__YOUR INSTRUCTIONS__.
Can you give the data again from its start through the line containing "chart-title: Banking &", both ends included, with "data-label" replaced by "value-label" and everything else unchanged?

__RECORDS TO PROCESS__.

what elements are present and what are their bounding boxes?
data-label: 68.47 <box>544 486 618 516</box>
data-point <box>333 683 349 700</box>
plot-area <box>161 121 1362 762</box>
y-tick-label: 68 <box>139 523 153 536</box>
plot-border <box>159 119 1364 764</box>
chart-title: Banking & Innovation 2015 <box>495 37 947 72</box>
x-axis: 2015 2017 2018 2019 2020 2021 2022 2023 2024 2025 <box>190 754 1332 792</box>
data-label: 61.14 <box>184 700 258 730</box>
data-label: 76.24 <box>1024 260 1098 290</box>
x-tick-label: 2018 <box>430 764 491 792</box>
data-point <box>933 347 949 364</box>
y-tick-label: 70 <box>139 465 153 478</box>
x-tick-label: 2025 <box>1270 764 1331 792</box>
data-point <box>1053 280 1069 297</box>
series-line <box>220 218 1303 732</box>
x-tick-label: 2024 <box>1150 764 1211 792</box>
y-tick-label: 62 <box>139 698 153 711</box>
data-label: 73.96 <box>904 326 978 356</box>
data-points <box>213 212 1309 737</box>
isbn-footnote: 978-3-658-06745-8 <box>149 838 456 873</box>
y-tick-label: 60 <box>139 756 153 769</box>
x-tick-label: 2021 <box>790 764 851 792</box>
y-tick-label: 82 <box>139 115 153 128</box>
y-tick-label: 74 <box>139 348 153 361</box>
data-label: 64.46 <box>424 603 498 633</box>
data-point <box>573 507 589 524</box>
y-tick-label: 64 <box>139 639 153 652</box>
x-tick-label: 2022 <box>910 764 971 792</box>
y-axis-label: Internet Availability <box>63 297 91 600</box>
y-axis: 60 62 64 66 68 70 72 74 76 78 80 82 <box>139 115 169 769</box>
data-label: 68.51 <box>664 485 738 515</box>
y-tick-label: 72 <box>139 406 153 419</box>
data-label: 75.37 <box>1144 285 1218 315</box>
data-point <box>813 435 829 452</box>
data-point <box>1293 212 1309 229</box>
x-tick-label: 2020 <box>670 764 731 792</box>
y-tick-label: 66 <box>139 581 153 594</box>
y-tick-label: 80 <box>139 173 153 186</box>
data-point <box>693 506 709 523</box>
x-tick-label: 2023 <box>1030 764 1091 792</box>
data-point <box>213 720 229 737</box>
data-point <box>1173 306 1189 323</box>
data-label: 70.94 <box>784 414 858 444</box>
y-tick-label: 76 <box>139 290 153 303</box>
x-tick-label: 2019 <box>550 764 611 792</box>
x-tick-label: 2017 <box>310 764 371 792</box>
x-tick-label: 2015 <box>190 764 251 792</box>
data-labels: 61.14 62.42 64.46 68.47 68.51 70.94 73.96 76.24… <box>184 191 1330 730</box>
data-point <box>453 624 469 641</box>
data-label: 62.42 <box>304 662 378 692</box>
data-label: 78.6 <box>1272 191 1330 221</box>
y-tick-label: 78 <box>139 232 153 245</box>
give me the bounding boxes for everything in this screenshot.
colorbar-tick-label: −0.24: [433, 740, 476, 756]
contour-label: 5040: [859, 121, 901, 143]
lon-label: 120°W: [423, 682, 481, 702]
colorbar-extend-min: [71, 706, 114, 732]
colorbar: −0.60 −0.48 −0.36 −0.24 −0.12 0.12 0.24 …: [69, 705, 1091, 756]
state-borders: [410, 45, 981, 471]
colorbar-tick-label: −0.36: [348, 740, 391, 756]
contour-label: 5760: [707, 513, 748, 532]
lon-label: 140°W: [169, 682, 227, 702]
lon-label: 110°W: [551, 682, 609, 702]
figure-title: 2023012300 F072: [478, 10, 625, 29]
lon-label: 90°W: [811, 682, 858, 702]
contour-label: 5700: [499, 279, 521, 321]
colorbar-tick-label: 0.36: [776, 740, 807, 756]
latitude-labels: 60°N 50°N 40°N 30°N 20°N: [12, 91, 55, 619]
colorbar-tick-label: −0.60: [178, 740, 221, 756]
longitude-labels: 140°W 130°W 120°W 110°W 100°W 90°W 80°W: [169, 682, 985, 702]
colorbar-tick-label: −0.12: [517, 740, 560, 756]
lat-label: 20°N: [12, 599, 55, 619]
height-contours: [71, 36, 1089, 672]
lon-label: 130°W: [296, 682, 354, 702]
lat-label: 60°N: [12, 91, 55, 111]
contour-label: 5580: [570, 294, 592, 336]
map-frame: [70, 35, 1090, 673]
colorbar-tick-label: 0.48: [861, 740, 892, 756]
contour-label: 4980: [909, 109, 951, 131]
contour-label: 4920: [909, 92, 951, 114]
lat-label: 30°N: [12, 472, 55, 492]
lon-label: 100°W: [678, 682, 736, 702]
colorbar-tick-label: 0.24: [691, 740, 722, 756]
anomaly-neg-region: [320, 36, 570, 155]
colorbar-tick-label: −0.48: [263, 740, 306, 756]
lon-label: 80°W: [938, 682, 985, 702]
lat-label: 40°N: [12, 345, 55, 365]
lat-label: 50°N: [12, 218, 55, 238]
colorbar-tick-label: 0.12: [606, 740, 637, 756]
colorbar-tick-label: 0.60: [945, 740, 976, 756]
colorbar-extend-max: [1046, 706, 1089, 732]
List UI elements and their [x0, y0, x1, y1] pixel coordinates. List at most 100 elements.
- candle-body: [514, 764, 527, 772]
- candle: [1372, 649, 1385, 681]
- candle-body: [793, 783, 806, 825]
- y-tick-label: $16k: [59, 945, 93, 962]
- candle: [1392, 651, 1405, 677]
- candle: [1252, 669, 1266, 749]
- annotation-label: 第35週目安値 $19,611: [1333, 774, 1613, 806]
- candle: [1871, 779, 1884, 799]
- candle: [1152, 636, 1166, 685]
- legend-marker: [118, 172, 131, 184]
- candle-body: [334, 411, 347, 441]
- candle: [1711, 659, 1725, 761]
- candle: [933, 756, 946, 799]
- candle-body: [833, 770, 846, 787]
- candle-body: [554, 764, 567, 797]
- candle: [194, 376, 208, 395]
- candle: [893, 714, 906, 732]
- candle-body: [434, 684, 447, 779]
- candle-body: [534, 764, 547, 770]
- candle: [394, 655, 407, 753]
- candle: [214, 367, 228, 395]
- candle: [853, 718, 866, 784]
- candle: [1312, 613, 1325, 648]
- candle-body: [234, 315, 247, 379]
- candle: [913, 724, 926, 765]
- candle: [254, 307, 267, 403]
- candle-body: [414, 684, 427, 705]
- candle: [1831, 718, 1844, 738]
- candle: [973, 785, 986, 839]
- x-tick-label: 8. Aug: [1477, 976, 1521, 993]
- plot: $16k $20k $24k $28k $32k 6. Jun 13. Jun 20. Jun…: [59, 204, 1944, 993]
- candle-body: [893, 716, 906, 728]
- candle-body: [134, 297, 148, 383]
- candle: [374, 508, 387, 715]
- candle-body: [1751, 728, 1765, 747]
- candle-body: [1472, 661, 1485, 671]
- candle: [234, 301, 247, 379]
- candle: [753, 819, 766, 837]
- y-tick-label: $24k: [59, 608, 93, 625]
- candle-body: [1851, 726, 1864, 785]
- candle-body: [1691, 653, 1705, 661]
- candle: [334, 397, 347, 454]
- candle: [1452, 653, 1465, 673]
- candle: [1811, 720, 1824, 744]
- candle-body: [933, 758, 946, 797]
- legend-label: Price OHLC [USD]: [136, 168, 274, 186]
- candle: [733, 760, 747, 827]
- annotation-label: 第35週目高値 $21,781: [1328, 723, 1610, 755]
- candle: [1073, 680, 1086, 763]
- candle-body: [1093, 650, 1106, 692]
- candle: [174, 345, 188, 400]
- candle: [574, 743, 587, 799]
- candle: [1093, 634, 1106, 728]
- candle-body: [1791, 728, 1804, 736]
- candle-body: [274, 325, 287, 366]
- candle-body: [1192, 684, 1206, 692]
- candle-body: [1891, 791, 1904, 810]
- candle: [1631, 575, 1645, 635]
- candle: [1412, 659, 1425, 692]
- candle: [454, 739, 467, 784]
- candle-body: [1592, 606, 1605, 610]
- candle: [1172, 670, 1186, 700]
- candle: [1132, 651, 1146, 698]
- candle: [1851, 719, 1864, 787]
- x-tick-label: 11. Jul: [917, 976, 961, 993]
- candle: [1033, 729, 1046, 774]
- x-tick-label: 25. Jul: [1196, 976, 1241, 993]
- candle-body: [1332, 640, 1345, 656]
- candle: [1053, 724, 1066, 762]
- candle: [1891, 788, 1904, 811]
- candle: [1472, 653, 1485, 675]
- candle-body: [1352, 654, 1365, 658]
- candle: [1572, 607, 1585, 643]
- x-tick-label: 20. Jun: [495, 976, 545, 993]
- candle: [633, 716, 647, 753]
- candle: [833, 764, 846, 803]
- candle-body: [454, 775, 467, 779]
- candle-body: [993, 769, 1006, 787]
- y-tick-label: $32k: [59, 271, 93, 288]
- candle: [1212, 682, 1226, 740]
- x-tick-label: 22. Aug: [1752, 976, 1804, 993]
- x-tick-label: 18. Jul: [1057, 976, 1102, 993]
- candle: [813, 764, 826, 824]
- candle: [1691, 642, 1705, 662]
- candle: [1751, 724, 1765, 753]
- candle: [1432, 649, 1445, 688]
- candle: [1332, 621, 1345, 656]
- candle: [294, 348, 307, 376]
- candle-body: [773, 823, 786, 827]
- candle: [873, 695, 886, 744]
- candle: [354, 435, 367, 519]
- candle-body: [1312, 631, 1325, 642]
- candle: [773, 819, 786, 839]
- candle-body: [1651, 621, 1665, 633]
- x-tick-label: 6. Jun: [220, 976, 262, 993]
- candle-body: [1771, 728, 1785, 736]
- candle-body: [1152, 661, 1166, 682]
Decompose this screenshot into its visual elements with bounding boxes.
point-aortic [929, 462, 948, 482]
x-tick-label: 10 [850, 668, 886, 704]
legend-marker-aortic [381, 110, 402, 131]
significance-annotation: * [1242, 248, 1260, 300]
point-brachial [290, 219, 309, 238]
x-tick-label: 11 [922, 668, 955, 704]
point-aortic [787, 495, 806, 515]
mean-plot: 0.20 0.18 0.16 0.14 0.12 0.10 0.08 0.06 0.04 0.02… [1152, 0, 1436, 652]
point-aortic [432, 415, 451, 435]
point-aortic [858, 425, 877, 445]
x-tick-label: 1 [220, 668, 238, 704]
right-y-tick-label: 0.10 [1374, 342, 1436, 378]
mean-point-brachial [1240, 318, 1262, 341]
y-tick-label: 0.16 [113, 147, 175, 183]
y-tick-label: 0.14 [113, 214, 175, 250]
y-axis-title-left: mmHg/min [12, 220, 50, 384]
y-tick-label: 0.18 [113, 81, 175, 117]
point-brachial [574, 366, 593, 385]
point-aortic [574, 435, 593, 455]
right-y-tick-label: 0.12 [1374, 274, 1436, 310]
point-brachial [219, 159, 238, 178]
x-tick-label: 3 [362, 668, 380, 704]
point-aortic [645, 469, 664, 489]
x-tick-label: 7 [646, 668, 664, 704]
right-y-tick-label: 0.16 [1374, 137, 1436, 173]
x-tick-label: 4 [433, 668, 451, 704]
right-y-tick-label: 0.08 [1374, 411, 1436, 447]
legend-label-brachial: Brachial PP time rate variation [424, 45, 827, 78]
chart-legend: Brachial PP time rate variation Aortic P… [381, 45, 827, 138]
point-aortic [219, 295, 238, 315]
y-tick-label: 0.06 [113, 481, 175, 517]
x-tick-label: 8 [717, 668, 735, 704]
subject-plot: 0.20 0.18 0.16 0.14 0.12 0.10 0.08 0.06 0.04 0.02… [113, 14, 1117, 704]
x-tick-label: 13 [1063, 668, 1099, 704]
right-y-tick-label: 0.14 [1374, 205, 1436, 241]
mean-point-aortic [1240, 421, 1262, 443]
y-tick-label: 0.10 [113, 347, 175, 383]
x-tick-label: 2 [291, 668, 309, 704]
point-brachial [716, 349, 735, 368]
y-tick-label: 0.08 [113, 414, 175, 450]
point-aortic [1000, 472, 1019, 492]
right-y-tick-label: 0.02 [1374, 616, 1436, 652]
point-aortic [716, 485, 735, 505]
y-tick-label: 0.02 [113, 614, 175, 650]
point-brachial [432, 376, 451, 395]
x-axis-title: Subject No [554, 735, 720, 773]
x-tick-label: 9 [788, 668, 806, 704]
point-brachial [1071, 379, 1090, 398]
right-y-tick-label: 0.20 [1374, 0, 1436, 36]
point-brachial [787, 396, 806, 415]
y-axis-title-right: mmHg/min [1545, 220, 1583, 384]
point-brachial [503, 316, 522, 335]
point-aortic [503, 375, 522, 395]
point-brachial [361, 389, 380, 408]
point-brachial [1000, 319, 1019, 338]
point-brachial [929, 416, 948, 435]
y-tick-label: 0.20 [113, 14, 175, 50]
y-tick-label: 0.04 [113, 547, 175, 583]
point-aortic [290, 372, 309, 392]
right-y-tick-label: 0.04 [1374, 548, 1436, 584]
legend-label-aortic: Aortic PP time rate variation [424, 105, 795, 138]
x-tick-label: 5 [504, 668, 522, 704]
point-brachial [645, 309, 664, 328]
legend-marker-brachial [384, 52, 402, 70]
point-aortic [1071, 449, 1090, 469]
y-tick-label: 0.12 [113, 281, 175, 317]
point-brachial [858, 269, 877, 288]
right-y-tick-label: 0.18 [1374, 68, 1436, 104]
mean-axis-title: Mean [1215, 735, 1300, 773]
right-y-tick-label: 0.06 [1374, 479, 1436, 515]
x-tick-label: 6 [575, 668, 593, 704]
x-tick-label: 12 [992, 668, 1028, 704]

__ANSWER TO THE TASK__.
what elements are present and what are their bounding boxes?
value-label: 68.47 <box>544 486 618 516</box>
data-point <box>333 683 349 700</box>
plot-area <box>161 121 1362 762</box>
y-tick-label: 68 <box>139 523 153 536</box>
plot-border <box>159 119 1364 764</box>
chart-title: Banking & Innovation 2015 <box>495 37 947 72</box>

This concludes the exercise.